Source data:
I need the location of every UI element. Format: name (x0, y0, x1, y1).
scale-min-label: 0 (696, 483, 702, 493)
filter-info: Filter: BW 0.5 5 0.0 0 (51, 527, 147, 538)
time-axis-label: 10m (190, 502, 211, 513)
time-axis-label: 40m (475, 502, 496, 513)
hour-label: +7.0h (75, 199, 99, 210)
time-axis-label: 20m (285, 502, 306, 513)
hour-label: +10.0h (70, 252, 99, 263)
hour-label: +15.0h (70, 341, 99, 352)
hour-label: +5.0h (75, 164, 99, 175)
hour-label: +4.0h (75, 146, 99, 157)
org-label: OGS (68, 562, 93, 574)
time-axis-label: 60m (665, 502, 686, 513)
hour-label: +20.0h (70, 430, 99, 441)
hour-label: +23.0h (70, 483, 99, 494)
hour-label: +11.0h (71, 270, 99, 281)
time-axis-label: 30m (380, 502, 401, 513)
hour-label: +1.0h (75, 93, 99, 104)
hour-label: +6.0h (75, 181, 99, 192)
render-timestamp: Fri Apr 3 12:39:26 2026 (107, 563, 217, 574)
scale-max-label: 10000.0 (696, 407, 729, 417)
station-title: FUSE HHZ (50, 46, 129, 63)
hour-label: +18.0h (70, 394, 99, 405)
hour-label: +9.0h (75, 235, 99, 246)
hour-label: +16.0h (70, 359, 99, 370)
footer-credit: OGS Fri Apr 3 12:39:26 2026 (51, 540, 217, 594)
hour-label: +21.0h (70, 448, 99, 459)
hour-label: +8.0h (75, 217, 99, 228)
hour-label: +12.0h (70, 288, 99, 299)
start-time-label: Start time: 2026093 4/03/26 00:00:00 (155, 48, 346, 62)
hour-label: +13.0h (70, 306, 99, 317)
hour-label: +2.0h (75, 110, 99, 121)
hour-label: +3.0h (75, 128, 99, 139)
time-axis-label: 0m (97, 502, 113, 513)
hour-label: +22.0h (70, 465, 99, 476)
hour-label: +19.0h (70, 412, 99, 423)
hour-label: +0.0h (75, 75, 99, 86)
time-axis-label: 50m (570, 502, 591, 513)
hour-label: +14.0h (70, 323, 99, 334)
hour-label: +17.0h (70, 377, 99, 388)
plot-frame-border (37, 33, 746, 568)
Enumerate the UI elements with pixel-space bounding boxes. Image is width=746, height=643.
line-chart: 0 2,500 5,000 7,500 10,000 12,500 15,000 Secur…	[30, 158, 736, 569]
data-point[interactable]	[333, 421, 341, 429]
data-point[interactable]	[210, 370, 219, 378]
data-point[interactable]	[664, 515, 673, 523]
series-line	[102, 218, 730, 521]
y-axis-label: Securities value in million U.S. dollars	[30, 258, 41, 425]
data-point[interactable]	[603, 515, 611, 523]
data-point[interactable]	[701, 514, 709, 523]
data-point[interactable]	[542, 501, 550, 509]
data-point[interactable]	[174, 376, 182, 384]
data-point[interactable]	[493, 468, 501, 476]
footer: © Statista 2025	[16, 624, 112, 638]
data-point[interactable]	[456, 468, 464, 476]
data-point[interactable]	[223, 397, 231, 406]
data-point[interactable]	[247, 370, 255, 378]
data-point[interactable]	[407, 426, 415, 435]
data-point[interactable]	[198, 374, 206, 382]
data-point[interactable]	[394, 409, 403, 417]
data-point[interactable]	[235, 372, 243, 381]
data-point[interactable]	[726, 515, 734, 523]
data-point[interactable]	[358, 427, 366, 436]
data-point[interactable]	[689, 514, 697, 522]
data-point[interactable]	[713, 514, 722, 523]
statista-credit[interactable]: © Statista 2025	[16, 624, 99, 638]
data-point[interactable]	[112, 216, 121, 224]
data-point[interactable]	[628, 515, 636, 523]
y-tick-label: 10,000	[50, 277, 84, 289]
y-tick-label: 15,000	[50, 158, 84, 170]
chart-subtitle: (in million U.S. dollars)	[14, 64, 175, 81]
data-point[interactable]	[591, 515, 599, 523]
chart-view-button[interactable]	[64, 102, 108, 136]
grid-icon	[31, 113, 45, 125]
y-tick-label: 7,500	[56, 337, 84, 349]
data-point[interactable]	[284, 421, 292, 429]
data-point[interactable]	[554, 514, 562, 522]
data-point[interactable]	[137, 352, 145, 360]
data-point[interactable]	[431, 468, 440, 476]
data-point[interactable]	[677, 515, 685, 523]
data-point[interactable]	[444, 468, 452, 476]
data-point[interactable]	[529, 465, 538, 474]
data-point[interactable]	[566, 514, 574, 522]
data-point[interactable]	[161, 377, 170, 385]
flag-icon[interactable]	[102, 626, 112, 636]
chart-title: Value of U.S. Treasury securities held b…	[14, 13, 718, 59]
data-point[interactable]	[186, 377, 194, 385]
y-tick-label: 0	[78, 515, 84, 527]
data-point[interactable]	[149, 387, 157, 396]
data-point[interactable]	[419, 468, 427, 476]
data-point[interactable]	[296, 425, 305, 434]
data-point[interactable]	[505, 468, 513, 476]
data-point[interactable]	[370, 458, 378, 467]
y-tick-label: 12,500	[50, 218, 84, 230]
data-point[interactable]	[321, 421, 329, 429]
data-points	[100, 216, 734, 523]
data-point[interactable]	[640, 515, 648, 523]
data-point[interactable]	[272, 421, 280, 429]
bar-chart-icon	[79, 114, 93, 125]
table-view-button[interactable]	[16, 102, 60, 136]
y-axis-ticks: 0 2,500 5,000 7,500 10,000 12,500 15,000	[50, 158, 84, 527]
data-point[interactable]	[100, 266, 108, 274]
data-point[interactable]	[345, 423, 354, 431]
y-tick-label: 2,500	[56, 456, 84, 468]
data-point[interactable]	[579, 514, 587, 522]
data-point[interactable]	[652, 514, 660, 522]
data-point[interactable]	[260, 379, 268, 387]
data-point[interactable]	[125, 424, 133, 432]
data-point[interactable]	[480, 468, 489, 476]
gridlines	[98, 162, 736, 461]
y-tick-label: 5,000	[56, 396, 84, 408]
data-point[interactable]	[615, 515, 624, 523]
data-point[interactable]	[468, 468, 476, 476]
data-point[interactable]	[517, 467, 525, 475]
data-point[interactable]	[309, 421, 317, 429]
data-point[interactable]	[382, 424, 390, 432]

▶ **Aim of the exercise**
Reproduce all of the data above line by line, with no changes.

▶ **Solved exercise**
I need the location of every UI element. Format: name (x0, y0, x1, y1).
scale-min-label: 0 (696, 483, 702, 493)
filter-info: Filter: BW 0.5 5 0.0 0 (51, 527, 147, 538)
time-axis-label: 10m (190, 502, 211, 513)
time-axis-label: 40m (475, 502, 496, 513)
hour-label: +7.0h (75, 199, 99, 210)
time-axis-label: 20m (285, 502, 306, 513)
hour-label: +10.0h (70, 252, 99, 263)
hour-label: +15.0h (70, 341, 99, 352)
hour-label: +5.0h (75, 164, 99, 175)
hour-label: +4.0h (75, 146, 99, 157)
org-label: OGS (68, 562, 93, 574)
time-axis-label: 60m (665, 502, 686, 513)
hour-label: +20.0h (70, 430, 99, 441)
hour-label: +23.0h (70, 483, 99, 494)
hour-label: +11.0h (71, 270, 99, 281)
time-axis-label: 30m (380, 502, 401, 513)
hour-label: +1.0h (75, 93, 99, 104)
hour-label: +6.0h (75, 181, 99, 192)
render-timestamp: Fri Apr 3 12:39:26 2026 (107, 563, 217, 574)
scale-max-label: 10000.0 (696, 407, 729, 417)
station-title: FUSE HHZ (50, 46, 129, 63)
hour-label: +18.0h (70, 394, 99, 405)
hour-label: +9.0h (75, 235, 99, 246)
hour-label: +16.0h (70, 359, 99, 370)
footer-credit: OGS Fri Apr 3 12:39:26 2026 (51, 540, 217, 594)
hour-label: +21.0h (70, 448, 99, 459)
hour-label: +8.0h (75, 217, 99, 228)
hour-label: +12.0h (70, 288, 99, 299)
start-time-label: Start time: 2026093 4/03/26 00:00:00 (155, 48, 346, 62)
hour-label: +13.0h (70, 306, 99, 317)
hour-label: +2.0h (75, 110, 99, 121)
hour-label: +3.0h (75, 128, 99, 139)
time-axis-label: 0m (97, 502, 113, 513)
hour-label: +22.0h (70, 465, 99, 476)
hour-label: +19.0h (70, 412, 99, 423)
hour-label: +0.0h (75, 75, 99, 86)
time-axis-label: 50m (570, 502, 591, 513)
hour-label: +14.0h (70, 323, 99, 334)
hour-label: +17.0h (70, 377, 99, 388)
plot-frame-border (37, 33, 746, 568)
Enumerate the UI elements with pixel-space bounding boxes. Image is width=746, height=643.
line-chart: 0 2,500 5,000 7,500 10,000 12,500 15,000 Secur…	[30, 158, 736, 569]
data-point[interactable]	[333, 421, 341, 429]
data-point[interactable]	[210, 370, 219, 378]
data-point[interactable]	[664, 515, 673, 523]
series-line	[102, 218, 730, 521]
y-axis-label: Securities value in million U.S. dollars	[30, 258, 41, 425]
data-point[interactable]	[603, 515, 611, 523]
data-point[interactable]	[701, 514, 709, 523]
data-point[interactable]	[542, 501, 550, 509]
data-point[interactable]	[174, 376, 182, 384]
data-point[interactable]	[493, 468, 501, 476]
footer: © Statista 2025	[16, 624, 112, 638]
data-point[interactable]	[456, 468, 464, 476]
data-point[interactable]	[223, 397, 231, 406]
data-point[interactable]	[247, 370, 255, 378]
data-point[interactable]	[407, 426, 415, 435]
data-point[interactable]	[198, 374, 206, 382]
data-point[interactable]	[394, 409, 403, 417]
data-point[interactable]	[235, 372, 243, 381]
data-point[interactable]	[726, 515, 734, 523]
data-point[interactable]	[358, 427, 366, 436]
data-point[interactable]	[689, 514, 697, 522]
data-point[interactable]	[713, 514, 722, 523]
statista-credit[interactable]: © Statista 2025	[16, 624, 99, 638]
data-point[interactable]	[112, 216, 121, 224]
data-point[interactable]	[628, 515, 636, 523]
y-tick-label: 10,000	[50, 277, 84, 289]
y-tick-label: 15,000	[50, 158, 84, 170]
chart-subtitle: (in million U.S. dollars)	[14, 64, 175, 81]
data-point[interactable]	[591, 515, 599, 523]
chart-view-button[interactable]	[64, 102, 108, 136]
grid-icon	[31, 113, 45, 125]
y-tick-label: 7,500	[56, 337, 84, 349]
data-point[interactable]	[284, 421, 292, 429]
data-point[interactable]	[554, 514, 562, 522]
data-point[interactable]	[137, 352, 145, 360]
data-point[interactable]	[431, 468, 440, 476]
data-point[interactable]	[677, 515, 685, 523]
data-point[interactable]	[444, 468, 452, 476]
data-point[interactable]	[529, 465, 538, 474]
data-point[interactable]	[566, 514, 574, 522]
data-point[interactable]	[161, 377, 170, 385]
flag-icon[interactable]	[102, 626, 112, 636]
chart-title: Value of U.S. Treasury securities held b…	[14, 13, 718, 59]
data-point[interactable]	[186, 377, 194, 385]
y-tick-label: 0	[78, 515, 84, 527]
data-point[interactable]	[149, 387, 157, 396]
data-point[interactable]	[419, 468, 427, 476]
data-point[interactable]	[296, 425, 305, 434]
data-point[interactable]	[505, 468, 513, 476]
data-point[interactable]	[370, 458, 378, 467]
y-tick-label: 12,500	[50, 218, 84, 230]
data-point[interactable]	[321, 421, 329, 429]
data-points	[100, 216, 734, 523]
data-point[interactable]	[640, 515, 648, 523]
data-point[interactable]	[272, 421, 280, 429]
bar-chart-icon	[79, 114, 93, 125]
table-view-button[interactable]	[16, 102, 60, 136]
y-axis-ticks: 0 2,500 5,000 7,500 10,000 12,500 15,000	[50, 158, 84, 527]
data-point[interactable]	[100, 266, 108, 274]
data-point[interactable]	[345, 423, 354, 431]
y-tick-label: 2,500	[56, 456, 84, 468]
data-point[interactable]	[579, 514, 587, 522]
data-point[interactable]	[652, 514, 660, 522]
data-point[interactable]	[260, 379, 268, 387]
data-point[interactable]	[125, 424, 133, 432]
data-point[interactable]	[480, 468, 489, 476]
gridlines	[98, 162, 736, 461]
y-tick-label: 5,000	[56, 396, 84, 408]
data-point[interactable]	[615, 515, 624, 523]
data-point[interactable]	[468, 468, 476, 476]
data-point[interactable]	[517, 467, 525, 475]
data-point[interactable]	[309, 421, 317, 429]
data-point[interactable]	[382, 424, 390, 432]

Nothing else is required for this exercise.